- [Directions for this task]: Restate the records that follow word for word; no pictures should appear.

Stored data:
*****

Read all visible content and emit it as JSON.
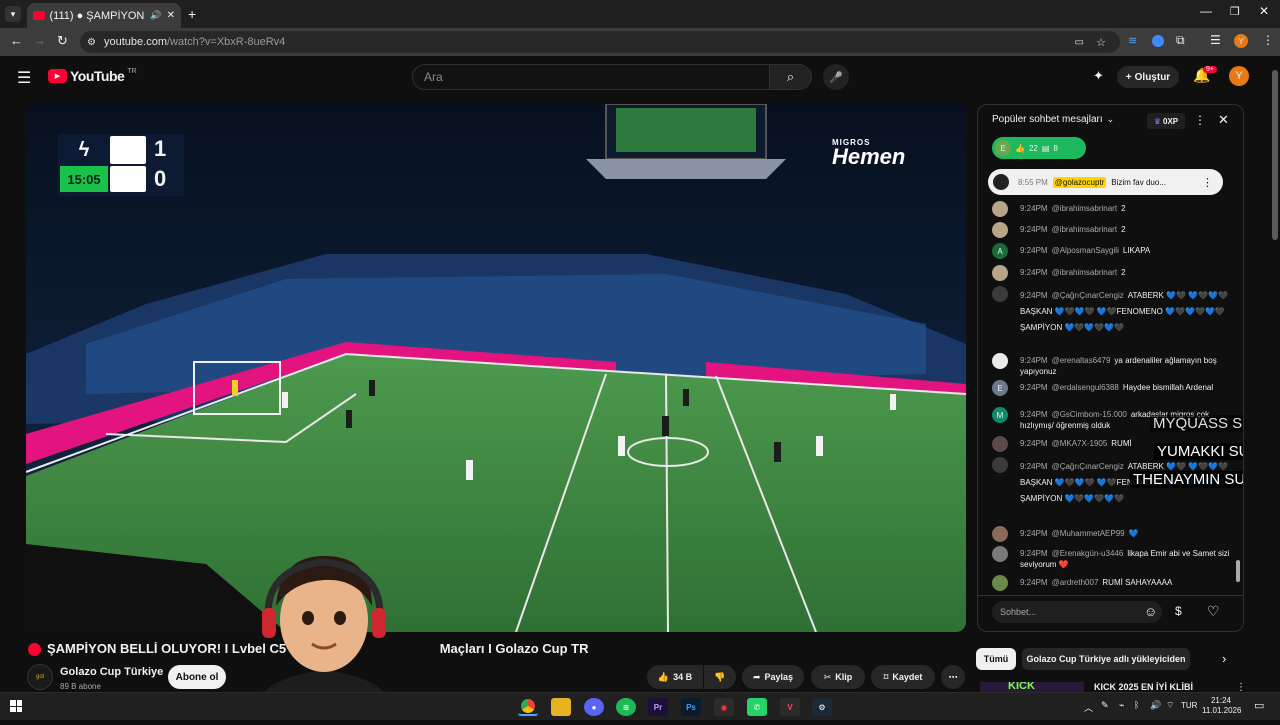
{
  "browser": {
    "tab_title": "(111) ● ŞAMPİYON BELLİ O",
    "url_domain": "youtube.com",
    "url_path": "/watch?v=XbxR-8ueRv4"
  },
  "youtube": {
    "logo_text": "YouTube",
    "logo_region": "TR",
    "search_placeholder": "Ara",
    "create_label": "Oluştur",
    "notif_badge": "9+",
    "avatar_letter": "Y"
  },
  "scoreboard": {
    "home_score": "1",
    "away_score": "0",
    "clock": "15:05",
    "brand_line1": "MIGROS",
    "brand_line2": "Hemen"
  },
  "video": {
    "title": "ŞAMPİYON BELLİ OLUYOR! I Lvbel C5",
    "title_tail": "Maçları I Golazo Cup TR",
    "channel": "Golazo Cup Türkiye",
    "subscribers": "89 B abone",
    "subscribe_label": "Abone ol",
    "like_count": "34 B",
    "share_label": "Paylaş",
    "clip_label": "Klip",
    "save_label": "Kaydet"
  },
  "chat": {
    "header_title": "Popüler sohbet mesajları",
    "xp_label": "0XP",
    "poll_initial": "E",
    "poll_likes": "22",
    "poll_msgs": "8",
    "pinned_time": "8:55 PM",
    "pinned_author": "@golazocuptr",
    "pinned_text": "Bizim fav duo...",
    "input_placeholder": "Sohbet...",
    "messages": [
      {
        "time": "9:24PM",
        "author": "@ibrahimsabrinart",
        "text": "2"
      },
      {
        "time": "9:24PM",
        "author": "@ibrahimsabrinart",
        "text": "2"
      },
      {
        "time": "9:24PM",
        "author": "@AlposmanSaygili",
        "text": "LIKAPA",
        "initial": "A"
      },
      {
        "time": "9:24PM",
        "author": "@ibrahimsabrinart",
        "text": "2"
      },
      {
        "time": "9:24PM",
        "author": "@ÇağrıÇınarCengiz",
        "text": "ATABERK 💙🖤 💙🖤💙🖤BAŞKAN 💙🖤💙🖤 💙🖤FENOMENO 💙🖤💙🖤💙🖤 ŞAMPİYON 💙🖤💙🖤💙🖤"
      },
      {
        "time": "9:24PM",
        "author": "@erenaltas6479",
        "text": "ya ardenaliler ağlamayın boş yapıyonuz"
      },
      {
        "time": "9:24PM",
        "author": "@erdalsengul6388",
        "text": "Haydee bismillah Ardenal",
        "initial": "E"
      },
      {
        "time": "9:24PM",
        "author": "@GsCimbom-15.000",
        "text": "arkadaşlar migros çok hızlıymış/ öğrenmiş olduk",
        "initial": "M"
      },
      {
        "time": "9:24PM",
        "author": "@MKA7X-1905",
        "text": "RUMİ"
      },
      {
        "time": "9:24PM",
        "author": "@ÇağrıÇınarCengiz",
        "text": "ATABERK 💙🖤 💙🖤💙🖤BAŞKAN 💙🖤💙🖤 💙🖤FENOMENO 💙🖤💙🖤💙🖤 ŞAMPİYON 💙🖤💙🖤💙🖤"
      },
      {
        "time": "9:24PM",
        "author": "@MuhammetAEP99",
        "text": "💙"
      },
      {
        "time": "9:24PM",
        "author": "@Erenakgün-u3446",
        "text": "likapa Emir abi ve Samet sizi seviyorum ❤️"
      },
      {
        "time": "9:24PM",
        "author": "@ardreth007",
        "text": "RUMİ SAHAYAAAA"
      }
    ],
    "overlay_subs": [
      "MYQUASS  SUB",
      "YUMAKKI  SUB",
      "THENAYMIN  SUB"
    ]
  },
  "recommendations": {
    "chip_all": "Tümü",
    "chip_uploader": "Golazo Cup Türkiye adlı yükleyiciden",
    "first_video_title": "KICK 2025 EN İYİ KLİBİ",
    "thumb_text": "KICK"
  },
  "taskbar": {
    "time": "21:24",
    "date": "11.01.2026",
    "lang": "TUR"
  },
  "colors": {
    "yt_red": "#ff0033",
    "pitch": "#3f8a44",
    "led_pink": "#e3147f",
    "score_green": "#19c24a"
  }
}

*****

- [Output of the exercise]:
Read all visible content and emit it as JSON.
{
  "browser": {
    "tab_title": "(111) ● ŞAMPİYON BELLİ O",
    "url_domain": "youtube.com",
    "url_path": "/watch?v=XbxR-8ueRv4"
  },
  "youtube": {
    "logo_text": "YouTube",
    "logo_region": "TR",
    "search_placeholder": "Ara",
    "create_label": "Oluştur",
    "notif_badge": "9+",
    "avatar_letter": "Y"
  },
  "scoreboard": {
    "home_score": "1",
    "away_score": "0",
    "clock": "15:05",
    "brand_line1": "MIGROS",
    "brand_line2": "Hemen"
  },
  "video": {
    "title": "ŞAMPİYON BELLİ OLUYOR! I Lvbel C5",
    "title_tail": "Maçları I Golazo Cup TR",
    "channel": "Golazo Cup Türkiye",
    "subscribers": "89 B abone",
    "subscribe_label": "Abone ol",
    "like_count": "34 B",
    "share_label": "Paylaş",
    "clip_label": "Klip",
    "save_label": "Kaydet"
  },
  "chat": {
    "header_title": "Popüler sohbet mesajları",
    "xp_label": "0XP",
    "poll_initial": "E",
    "poll_likes": "22",
    "poll_msgs": "8",
    "pinned_time": "8:55 PM",
    "pinned_author": "@golazocuptr",
    "pinned_text": "Bizim fav duo...",
    "input_placeholder": "Sohbet...",
    "messages": [
      {
        "time": "9:24PM",
        "author": "@ibrahimsabrinart",
        "text": "2"
      },
      {
        "time": "9:24PM",
        "author": "@ibrahimsabrinart",
        "text": "2"
      },
      {
        "time": "9:24PM",
        "author": "@AlposmanSaygili",
        "text": "LIKAPA",
        "initial": "A"
      },
      {
        "time": "9:24PM",
        "author": "@ibrahimsabrinart",
        "text": "2"
      },
      {
        "time": "9:24PM",
        "author": "@ÇağrıÇınarCengiz",
        "text": "ATABERK 💙🖤 💙🖤💙🖤BAŞKAN 💙🖤💙🖤 💙🖤FENOMENO 💙🖤💙🖤💙🖤 ŞAMPİYON 💙🖤💙🖤💙🖤"
      },
      {
        "time": "9:24PM",
        "author": "@erenaltas6479",
        "text": "ya ardenaliler ağlamayın boş yapıyonuz"
      },
      {
        "time": "9:24PM",
        "author": "@erdalsengul6388",
        "text": "Haydee bismillah Ardenal",
        "initial": "E"
      },
      {
        "time": "9:24PM",
        "author": "@GsCimbom-15.000",
        "text": "arkadaşlar migros çok hızlıymış/ öğrenmiş olduk",
        "initial": "M"
      },
      {
        "time": "9:24PM",
        "author": "@MKA7X-1905",
        "text": "RUMİ"
      },
      {
        "time": "9:24PM",
        "author": "@ÇağrıÇınarCengiz",
        "text": "ATABERK 💙🖤 💙🖤💙🖤BAŞKAN 💙🖤💙🖤 💙🖤FENOMENO 💙🖤💙🖤💙🖤 ŞAMPİYON 💙🖤💙🖤💙🖤"
      },
      {
        "time": "9:24PM",
        "author": "@MuhammetAEP99",
        "text": "💙"
      },
      {
        "time": "9:24PM",
        "author": "@Erenakgün-u3446",
        "text": "likapa Emir abi ve Samet sizi seviyorum ❤️"
      },
      {
        "time": "9:24PM",
        "author": "@ardreth007",
        "text": "RUMİ SAHAYAAAA"
      }
    ],
    "overlay_subs": [
      "MYQUASS  SUB",
      "YUMAKKI  SUB",
      "THENAYMIN  SUB"
    ]
  },
  "recommendations": {
    "chip_all": "Tümü",
    "chip_uploader": "Golazo Cup Türkiye adlı yükleyiciden",
    "first_video_title": "KICK 2025 EN İYİ KLİBİ",
    "thumb_text": "KICK"
  },
  "taskbar": {
    "time": "21:24",
    "date": "11.01.2026",
    "lang": "TUR"
  },
  "colors": {
    "yt_red": "#ff0033",
    "pitch": "#3f8a44",
    "led_pink": "#e3147f",
    "score_green": "#19c24a"
  }
}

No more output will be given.